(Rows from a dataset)
** BEGIN **

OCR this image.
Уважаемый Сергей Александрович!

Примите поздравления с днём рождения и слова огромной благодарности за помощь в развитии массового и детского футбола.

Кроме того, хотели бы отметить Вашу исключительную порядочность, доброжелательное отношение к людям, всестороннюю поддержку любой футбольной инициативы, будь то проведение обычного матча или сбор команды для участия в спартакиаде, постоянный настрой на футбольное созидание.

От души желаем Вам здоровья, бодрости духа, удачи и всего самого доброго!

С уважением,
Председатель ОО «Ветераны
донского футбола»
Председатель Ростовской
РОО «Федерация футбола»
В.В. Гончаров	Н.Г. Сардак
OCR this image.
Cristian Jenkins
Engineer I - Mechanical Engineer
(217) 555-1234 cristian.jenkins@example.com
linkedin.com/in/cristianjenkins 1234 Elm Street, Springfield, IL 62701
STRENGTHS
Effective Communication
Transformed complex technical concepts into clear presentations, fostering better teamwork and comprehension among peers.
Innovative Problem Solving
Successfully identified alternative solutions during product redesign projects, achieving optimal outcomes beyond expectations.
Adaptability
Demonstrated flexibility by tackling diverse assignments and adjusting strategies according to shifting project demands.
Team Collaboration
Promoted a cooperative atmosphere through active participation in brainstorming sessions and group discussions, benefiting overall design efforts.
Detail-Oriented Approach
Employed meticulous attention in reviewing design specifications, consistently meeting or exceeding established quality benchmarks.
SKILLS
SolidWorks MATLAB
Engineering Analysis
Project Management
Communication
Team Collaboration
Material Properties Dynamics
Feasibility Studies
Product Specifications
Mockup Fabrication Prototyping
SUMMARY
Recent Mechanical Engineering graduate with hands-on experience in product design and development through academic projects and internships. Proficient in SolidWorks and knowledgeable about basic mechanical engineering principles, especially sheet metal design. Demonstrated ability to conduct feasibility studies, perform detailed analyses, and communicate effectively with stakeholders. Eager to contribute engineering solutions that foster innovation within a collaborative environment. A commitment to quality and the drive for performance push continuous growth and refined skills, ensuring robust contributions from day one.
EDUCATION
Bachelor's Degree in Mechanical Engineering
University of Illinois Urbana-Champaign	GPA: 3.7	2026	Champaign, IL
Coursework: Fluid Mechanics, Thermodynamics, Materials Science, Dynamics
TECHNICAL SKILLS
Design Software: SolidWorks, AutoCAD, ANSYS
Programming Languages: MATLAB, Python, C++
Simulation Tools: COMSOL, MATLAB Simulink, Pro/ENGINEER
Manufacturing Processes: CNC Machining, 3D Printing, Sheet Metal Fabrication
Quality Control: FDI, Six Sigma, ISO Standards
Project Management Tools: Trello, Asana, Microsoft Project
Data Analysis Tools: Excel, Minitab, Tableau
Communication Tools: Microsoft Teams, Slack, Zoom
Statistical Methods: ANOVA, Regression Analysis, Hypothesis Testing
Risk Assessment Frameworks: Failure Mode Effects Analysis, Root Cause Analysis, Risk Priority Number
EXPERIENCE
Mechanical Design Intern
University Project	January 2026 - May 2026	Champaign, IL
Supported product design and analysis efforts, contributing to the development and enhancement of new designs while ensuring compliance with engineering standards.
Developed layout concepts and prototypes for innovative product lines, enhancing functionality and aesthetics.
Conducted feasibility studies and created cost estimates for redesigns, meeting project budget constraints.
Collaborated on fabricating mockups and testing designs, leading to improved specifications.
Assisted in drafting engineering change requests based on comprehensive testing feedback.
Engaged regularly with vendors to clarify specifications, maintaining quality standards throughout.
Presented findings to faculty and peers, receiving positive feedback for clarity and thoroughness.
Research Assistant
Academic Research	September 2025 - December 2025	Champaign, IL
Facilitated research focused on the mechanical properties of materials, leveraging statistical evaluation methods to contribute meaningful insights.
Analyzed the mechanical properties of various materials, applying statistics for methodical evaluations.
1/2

** END **

_GIVEN TASK_:
Select all lines in the listing that include the word "футбола".

_THE RESULT_:
Примите поздравления с днём рождения и слова огромной благодарности за помощь в развитии массового и детского футбола.
донского футбола»
РОО «Федерация футбола»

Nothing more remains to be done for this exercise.